# Brano scelto:
+-------+

In una esclusiva diffusa oggi pomeriggio, il Tgcom ha rivelato che probabilmente si è davanti alla svolta tanto attesa nelle indagini sul ritrovamento di Roberta Ragusa, la donna scomparsa lo ricordiamo nel gennaio del 2012. Suoi resti, ancora non chiaro se umani o semplicemente oggetti o vestiti appartenuti a lei sarebbero infatti stati ritrovati in un luogo che ancora non si conosce. C’è infatti la massima segretezza sul ritrovamento, tanto che un giornalista del Tgcom intervistando il procuratore capo di Pisa che segue le indagini alla domanda sull’effettivo ritrovamento dei resti è stato categoricamente invitato a non chiedere oltre sulla notizia: nessuna smentita ma neanche nessuna conferma, piuttosto lo stupore che una notizia del gente fosse già trapelata. 

Roberta Ragusa è scomparsa dalla sua abitazione la notte del 13 gennaio del 2012: da allora di lei nessuna traccia, se non qualche avvistamento ritenuto però non plausibile dagli investigatori. Dunque nessuna fuga volontaria di casa, ma un possibile omicidio con occultamento di cadavere. Ilsussidiario.net ha chiesto al professor Vincenzo Mastronardi, docente di psicopatologia forense all’università La sapienza di Roma in un caso come questo quali possono essere le modalità e le tecniche per accertare e verificare l’autenticità dei resti trovati. 

Per Mastronardi, considerando il molto tempo passato dalla scomparsa della donna e ritenendo che la sua morte sia accaduta nelle ore immediate la sua scomparsa, “la prima cosa è verificare  lo stato della saponificazione o della macerazione dei tessuti visto il tempo passato dalla sua possibile morte”. In tal senso, ci ha detto ancora il professore, “bisognerà vedere il luogo dove sono stati trovati i resti, se cioè in un posto immerso nell’acqua. In tale caso abbiamo processi di saponificazione estremamente avanzati e in quel caso ove per parametri estremi non fosse possibile riuscire a ricostruire dalle fattezze del volto o da qualche particolare dei vestiti o qualche particolare tipo di ammennicolo come ad esempio orecchini, anelli, scarpe, vestiti particolari o magari tatuaggi nascosti, a questo punto l’unico  presidio ultimo di esposizione  è la dentatura”.

+-------+

# Dati forniti:

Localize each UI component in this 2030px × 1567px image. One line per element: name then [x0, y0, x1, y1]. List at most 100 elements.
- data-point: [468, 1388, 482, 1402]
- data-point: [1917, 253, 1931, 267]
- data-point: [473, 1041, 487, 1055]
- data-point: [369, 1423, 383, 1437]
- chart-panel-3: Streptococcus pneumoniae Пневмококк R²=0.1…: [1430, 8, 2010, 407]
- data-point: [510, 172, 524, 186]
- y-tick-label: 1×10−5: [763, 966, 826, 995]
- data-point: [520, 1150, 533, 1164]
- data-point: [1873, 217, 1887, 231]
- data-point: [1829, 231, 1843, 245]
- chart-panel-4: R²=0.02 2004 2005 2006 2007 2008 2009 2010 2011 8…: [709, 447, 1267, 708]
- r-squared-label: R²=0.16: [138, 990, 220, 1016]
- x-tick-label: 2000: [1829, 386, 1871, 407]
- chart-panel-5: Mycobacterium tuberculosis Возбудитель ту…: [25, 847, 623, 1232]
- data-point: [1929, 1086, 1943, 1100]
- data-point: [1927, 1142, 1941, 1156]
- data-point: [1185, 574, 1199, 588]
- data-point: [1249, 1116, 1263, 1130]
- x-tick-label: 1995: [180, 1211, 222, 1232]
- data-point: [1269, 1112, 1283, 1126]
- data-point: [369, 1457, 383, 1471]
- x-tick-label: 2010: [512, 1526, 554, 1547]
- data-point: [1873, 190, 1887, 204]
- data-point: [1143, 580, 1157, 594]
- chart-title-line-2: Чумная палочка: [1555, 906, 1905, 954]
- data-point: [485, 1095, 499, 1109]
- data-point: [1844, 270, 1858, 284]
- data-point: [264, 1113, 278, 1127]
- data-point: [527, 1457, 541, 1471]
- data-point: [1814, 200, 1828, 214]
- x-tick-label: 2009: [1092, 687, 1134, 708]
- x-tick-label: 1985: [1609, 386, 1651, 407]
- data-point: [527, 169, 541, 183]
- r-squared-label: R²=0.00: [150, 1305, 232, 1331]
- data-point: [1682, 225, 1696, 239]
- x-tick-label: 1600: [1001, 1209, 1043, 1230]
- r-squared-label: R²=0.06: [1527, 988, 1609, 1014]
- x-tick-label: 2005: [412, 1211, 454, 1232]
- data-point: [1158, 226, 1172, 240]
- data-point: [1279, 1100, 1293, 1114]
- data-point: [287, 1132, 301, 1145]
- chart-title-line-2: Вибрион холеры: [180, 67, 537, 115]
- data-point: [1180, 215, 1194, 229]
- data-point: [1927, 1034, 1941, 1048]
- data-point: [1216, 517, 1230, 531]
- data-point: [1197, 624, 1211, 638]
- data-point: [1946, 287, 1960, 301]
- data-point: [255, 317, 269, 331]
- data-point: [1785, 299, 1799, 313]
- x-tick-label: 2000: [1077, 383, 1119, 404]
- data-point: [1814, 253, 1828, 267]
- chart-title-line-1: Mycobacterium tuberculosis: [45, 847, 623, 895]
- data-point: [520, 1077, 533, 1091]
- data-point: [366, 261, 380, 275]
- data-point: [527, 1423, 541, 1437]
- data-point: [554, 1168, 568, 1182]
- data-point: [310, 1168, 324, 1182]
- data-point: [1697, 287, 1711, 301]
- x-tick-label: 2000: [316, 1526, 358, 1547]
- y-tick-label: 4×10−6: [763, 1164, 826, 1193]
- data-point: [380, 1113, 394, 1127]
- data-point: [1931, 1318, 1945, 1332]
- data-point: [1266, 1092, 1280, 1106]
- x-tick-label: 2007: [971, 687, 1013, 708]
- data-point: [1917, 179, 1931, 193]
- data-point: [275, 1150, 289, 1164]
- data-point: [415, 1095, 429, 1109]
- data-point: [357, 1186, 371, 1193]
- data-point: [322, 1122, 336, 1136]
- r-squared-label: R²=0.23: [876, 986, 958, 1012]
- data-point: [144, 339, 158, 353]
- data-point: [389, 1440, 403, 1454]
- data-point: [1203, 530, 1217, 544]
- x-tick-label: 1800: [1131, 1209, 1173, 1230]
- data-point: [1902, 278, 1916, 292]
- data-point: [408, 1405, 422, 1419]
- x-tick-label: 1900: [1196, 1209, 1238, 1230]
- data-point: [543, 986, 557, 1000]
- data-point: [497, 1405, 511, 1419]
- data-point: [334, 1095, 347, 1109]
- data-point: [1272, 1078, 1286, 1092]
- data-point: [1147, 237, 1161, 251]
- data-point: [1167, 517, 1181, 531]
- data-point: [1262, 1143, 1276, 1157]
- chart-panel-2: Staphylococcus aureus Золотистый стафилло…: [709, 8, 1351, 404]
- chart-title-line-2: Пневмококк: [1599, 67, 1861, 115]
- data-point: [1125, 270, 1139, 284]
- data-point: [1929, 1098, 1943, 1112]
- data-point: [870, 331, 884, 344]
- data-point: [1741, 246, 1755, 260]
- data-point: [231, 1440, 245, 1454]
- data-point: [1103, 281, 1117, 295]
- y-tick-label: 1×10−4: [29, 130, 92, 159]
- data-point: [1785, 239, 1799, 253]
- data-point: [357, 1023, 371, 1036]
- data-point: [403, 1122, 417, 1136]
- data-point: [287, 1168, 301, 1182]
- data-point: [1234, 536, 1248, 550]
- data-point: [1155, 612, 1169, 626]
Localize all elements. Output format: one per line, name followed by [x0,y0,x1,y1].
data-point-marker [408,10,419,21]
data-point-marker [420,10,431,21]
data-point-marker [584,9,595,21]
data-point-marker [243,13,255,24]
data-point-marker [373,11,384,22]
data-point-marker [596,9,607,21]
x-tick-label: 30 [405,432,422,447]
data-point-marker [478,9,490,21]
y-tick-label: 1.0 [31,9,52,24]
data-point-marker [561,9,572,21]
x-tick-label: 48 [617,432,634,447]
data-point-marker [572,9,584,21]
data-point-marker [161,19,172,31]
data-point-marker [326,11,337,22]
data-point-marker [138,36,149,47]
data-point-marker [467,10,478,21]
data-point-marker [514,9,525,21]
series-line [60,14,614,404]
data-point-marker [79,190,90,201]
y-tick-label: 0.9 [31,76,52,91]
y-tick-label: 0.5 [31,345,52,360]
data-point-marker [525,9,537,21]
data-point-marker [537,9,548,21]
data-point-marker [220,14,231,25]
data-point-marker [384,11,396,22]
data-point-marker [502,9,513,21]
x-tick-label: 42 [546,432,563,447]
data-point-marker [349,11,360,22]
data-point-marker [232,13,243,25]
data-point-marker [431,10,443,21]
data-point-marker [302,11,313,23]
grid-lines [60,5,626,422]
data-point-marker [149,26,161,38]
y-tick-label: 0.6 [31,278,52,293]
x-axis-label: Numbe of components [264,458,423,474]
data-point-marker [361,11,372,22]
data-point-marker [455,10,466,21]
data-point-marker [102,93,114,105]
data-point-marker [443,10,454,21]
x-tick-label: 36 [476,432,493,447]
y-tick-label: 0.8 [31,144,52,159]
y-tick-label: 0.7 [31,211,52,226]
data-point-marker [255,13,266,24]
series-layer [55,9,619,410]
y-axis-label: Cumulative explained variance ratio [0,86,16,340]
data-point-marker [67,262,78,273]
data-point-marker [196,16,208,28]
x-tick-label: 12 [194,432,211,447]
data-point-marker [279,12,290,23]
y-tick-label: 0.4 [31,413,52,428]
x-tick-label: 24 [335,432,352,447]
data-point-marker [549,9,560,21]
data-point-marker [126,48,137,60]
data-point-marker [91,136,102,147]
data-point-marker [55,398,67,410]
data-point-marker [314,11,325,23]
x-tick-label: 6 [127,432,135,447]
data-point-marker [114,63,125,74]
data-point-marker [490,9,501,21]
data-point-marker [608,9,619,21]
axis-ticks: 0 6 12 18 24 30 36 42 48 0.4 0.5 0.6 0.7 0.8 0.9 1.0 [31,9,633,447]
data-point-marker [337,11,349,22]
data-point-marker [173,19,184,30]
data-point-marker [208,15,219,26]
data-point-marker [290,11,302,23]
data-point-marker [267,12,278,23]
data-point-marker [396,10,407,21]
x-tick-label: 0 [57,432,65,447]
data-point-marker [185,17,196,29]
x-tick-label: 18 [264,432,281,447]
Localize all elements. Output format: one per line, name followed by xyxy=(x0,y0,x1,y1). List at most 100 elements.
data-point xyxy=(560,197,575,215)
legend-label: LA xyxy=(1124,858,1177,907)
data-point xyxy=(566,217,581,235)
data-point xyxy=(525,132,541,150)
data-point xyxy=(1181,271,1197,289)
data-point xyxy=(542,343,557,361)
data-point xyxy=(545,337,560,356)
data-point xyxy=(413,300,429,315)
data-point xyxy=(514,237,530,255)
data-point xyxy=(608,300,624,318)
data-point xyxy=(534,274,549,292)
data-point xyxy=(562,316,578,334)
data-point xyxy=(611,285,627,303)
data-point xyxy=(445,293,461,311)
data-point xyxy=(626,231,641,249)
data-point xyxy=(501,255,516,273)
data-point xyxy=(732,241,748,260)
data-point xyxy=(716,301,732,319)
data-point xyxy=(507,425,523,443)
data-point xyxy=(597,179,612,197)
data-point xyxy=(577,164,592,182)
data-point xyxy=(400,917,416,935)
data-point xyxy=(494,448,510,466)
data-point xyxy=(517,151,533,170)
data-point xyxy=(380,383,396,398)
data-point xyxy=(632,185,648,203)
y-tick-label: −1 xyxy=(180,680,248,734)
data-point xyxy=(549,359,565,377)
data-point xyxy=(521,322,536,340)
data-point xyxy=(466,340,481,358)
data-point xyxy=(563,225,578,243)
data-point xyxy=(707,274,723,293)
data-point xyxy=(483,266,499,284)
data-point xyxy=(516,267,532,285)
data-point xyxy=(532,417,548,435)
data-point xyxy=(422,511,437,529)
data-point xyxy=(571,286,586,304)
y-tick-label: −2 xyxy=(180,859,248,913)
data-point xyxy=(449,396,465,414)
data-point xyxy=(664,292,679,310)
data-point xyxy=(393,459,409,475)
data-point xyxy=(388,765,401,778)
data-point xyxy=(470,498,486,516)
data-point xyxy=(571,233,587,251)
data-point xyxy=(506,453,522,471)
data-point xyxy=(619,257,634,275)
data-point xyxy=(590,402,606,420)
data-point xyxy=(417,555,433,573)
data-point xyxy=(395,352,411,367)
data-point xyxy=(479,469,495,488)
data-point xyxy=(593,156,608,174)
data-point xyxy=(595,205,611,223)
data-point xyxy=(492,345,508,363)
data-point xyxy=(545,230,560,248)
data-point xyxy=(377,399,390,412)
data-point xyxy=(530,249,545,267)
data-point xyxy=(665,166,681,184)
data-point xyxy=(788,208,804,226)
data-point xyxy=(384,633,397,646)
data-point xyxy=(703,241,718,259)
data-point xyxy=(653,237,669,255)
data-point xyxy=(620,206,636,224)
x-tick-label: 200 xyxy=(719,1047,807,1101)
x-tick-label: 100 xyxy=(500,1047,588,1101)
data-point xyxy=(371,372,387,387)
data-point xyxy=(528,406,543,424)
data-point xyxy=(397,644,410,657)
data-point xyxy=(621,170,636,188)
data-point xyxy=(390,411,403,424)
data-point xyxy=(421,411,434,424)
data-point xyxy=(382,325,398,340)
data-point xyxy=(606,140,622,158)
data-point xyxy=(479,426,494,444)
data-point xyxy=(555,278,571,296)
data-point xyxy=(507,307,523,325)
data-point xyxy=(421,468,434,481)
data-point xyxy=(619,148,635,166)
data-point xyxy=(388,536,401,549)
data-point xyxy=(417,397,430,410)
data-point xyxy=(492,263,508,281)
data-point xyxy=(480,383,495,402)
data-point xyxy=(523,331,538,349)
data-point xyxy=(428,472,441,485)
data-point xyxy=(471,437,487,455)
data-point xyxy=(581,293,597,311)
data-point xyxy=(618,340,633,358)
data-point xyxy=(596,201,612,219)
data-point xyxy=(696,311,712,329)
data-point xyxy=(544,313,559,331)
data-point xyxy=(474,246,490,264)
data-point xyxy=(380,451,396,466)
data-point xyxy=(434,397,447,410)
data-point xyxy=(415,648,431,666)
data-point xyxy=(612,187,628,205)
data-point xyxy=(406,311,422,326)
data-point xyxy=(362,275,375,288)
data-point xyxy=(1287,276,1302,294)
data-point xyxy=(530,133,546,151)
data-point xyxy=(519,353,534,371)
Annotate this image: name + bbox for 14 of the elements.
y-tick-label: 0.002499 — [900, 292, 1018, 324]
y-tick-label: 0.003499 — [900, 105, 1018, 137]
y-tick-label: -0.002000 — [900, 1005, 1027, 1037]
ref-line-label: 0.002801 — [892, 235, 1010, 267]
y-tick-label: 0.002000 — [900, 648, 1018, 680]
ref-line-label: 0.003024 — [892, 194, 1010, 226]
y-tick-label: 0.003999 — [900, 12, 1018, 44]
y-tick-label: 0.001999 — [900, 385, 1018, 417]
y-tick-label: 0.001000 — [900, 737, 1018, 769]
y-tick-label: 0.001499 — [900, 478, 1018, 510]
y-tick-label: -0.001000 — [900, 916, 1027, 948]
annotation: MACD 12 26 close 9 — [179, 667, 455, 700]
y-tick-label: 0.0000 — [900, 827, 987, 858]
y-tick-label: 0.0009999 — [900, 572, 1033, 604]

+-------+

# Da fare:
A) Ripeti parola per parola la parte dell'articolo su Roberta Ragusa che comincia con "In una esclusiva" e prosegue fino a "fosse già trapelata.".
B) Stabilisci se ciascuna affermazione è in accordo con l'articolo su Roberta Ragusa, rispondendo sì o no e citando esattamente le parole dell'articolo che lo decidono: (i) Roberta Ragusa è scomparsa nel gennaio del 2012; (ii) il procuratore capo di Pisa ha smentito il ritrovamento dei resti; (iii) gli investigatori hanno ritenuto plausibili alcuni avvistamenti della donna.

# Risposte:
A)
In una esclusiva diffusa oggi pomeriggio, il Tgcom ha rivelato che probabilmente si è davanti alla svolta tanto attesa nelle indagini sul ritrovamento di Roberta Ragusa, la donna scomparsa lo ricordiamo nel gennaio del 2012. Suoi resti, ancora non chiaro se umani o semplicemente oggetti o vestiti appartenuti a lei sarebbero infatti stati ritrovati in un luogo che ancora non si conosce. C’è infatti la massima segretezza sul ritrovamento, tanto che un giornalista del Tgcom intervistando il procuratore capo di Pisa che segue le indagini alla domanda sull’effettivo ritrovamento dei resti è stato categoricamente invitato a non chiedere oltre sulla notizia: nessuna smentita ma neanche nessuna conferma, piuttosto lo stupore che una notizia del gente fosse già trapelata.

B)
(i) Sì: «Roberta Ragusa è scomparsa dalla sua abitazione la notte del 13 gennaio del 2012».
(ii) No: «nessuna smentita ma neanche nessuna conferma».
(iii) No: «qualche avvistamento ritenuto però non plausibile dagli investigatori».